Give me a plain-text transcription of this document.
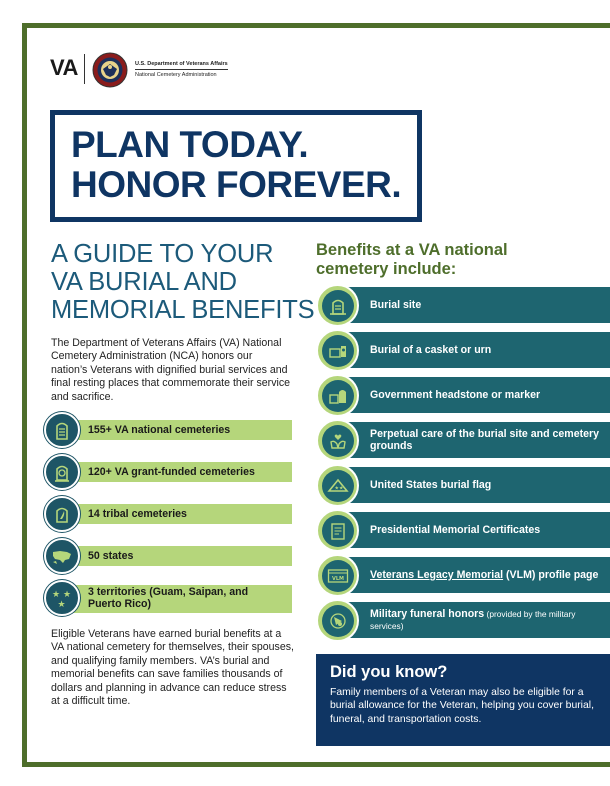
VA	U.S. Department of Veterans Affairs
National Cemetery Administration
PLAN TODAY.
HONOR FOREVER.
A GUIDE TO YOUR
VA BURIAL AND
MEMORIAL BENEFITS
The Department of Veterans Affairs (VA) National Cemetery Administration (NCA) honors our nation’s Veterans with dignified burial services and final resting places that commemorate their service and sacrifice.
155+ VA national cemeteries
120+ VA grant-funded cemeteries
14 tribal cemeteries
50 states
★ ★
★
3 territories (Guam, Saipan, and Puerto Rico)
Eligible Veterans have earned burial benefits at a VA national cemetery for themselves, their spouses, and qualifying family members. VA’s burial and memorial benefits can save families thousands of dollars and planning in advance can reduce stress at a difficult time.
Benefits at a VA national
cemetery include:
Burial site
Burial of a casket or urn
Government headstone or marker
Perpetual care of the burial site and cemetery grounds
★★	United States burial flag
Presidential Memorial Certificates
VLM Veterans Legacy Memorial (VLM) profile page
Military funeral honors (provided by the military services)
Did you know?
Family members of a Veteran may also be eligible for a burial allowance for the Veteran, helping you cover burial, funeral, and transportation costs.
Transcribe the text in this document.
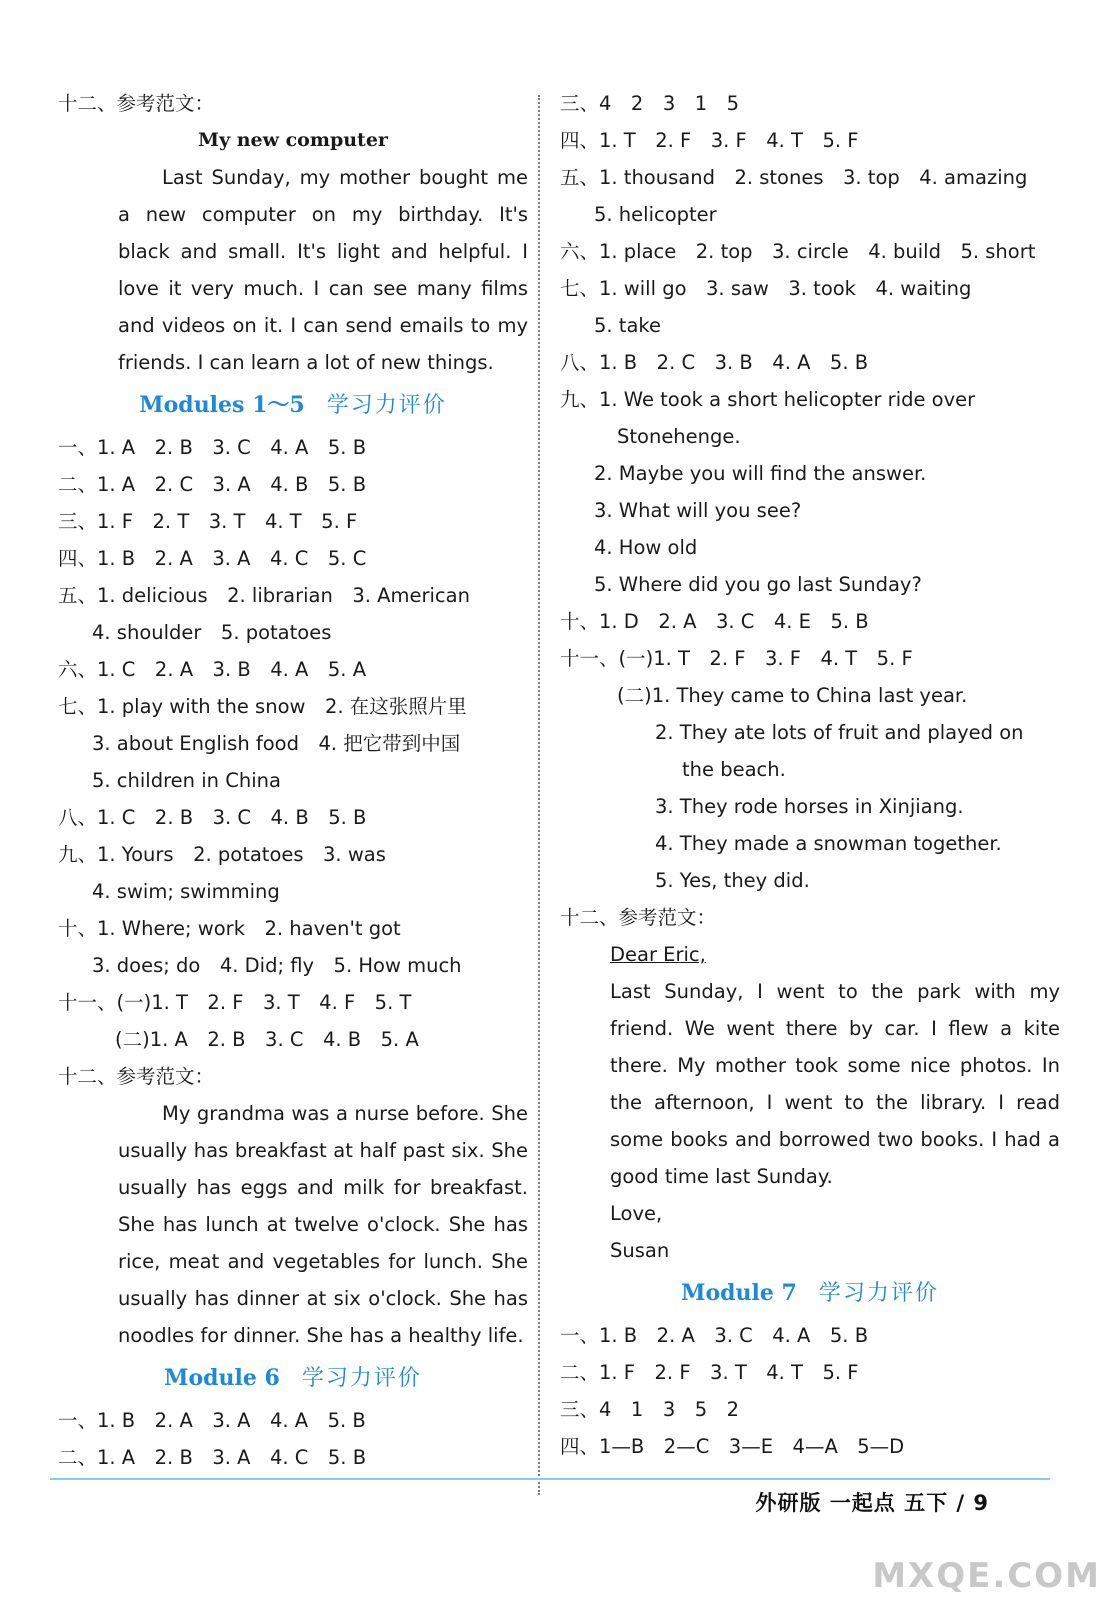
十二、参考范文：
My new computer
Last Sunday, my mother bought me a new computer on my birthday. It's black and small. It's light and helpful. I love it very much. I can see many films and videos on it. I can send emails to my friends. I can learn a lot of new things.
Modules 1～5 学习力评价
一、1. A　2. B　3. C　4. A　5. B
二、1. A　2. C　3. A　4. B　5. B
三、1. F　2. T　3. T　4. T　5. F
四、1. B　2. A　3. A　4. C　5. C
五、1. delicious　2. librarian　3. American
4. shoulder　5. potatoes
六、1. C　2. A　3. B　4. A　5. A
七、1. play with the snow　2. 在这张照片里
3. about English food　4. 把它带到中国
5. children in China
八、1. C　2. B　3. C　4. B　5. B
九、1. Yours　2. potatoes　3. was
4. swim; swimming
十、1. Where; work　2. haven't got
3. does; do　4. Did; fly　5. How much
十一、(一)1. T　2. F　3. T　4. F　5. T
(二)1. A　2. B　3. C　4. B　5. A
十二、参考范文：
My grandma was a nurse before. She usually has breakfast at half past six. She usually has eggs and milk for breakfast. She has lunch at twelve o'clock. She has rice, meat and vegetables for lunch. She usually has dinner at six o'clock. She has noodles for dinner. She has a healthy life.
Module 6 学习力评价
一、1. B　2. A　3. A　4. A　5. B
二、1. A　2. B　3. A　4. C　5. B
三、4　2　3　1　5
四、1. T　2. F　3. F　4. T　5. F
五、1. thousand　2. stones　3. top　4. amazing
5. helicopter
六、1. place　2. top　3. circle　4. build　5. short
七、1. will go　3. saw　3. took　4. waiting
5. take
八、1. B　2. C　3. B　4. A　5. B
九、1. We took a short helicopter ride over
Stonehenge.
2. Maybe you will find the answer.
3. What will you see?
4. How old
5. Where did you go last Sunday?
十、1. D　2. A　3. C　4. E　5. B
十一、(一)1. T　2. F　3. F　4. T　5. F
(二)1. They came to China last year.
2. They ate lots of fruit and played on
the beach.
3. They rode horses in Xinjiang.
4. They made a snowman together.
5. Yes, they did.
十二、参考范文：
Dear Eric,
Last Sunday, I went to the park with my friend. We went there by car. I flew a kite there. My mother took some nice photos. In the afternoon, I went to the library. I read some books and borrowed two books. I had a good time last Sunday.
Love,
Susan
Module 7 学习力评价
一、1. B　2. A　3. C　4. A　5. B
二、1. F　2. F　3. T　4. T　5. F
三、4　1　3　5　2
四、1—B　2—C　3—E　4—A　5—D
外研版 一起点 五下 / 9
MXQE.COM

● **INSTRUCTIONS TO FOLLOW**: Return each line with "Affairs".

● **WRITTEN RESPONSE**:
VA	U.S. Department of Veterans Affairs
The Department of Veterans Affairs (VA) National Cemetery Administration (NCA) honors our nation’s Veterans with dignified burial services and final resting places that commemorate their service and sacrifice.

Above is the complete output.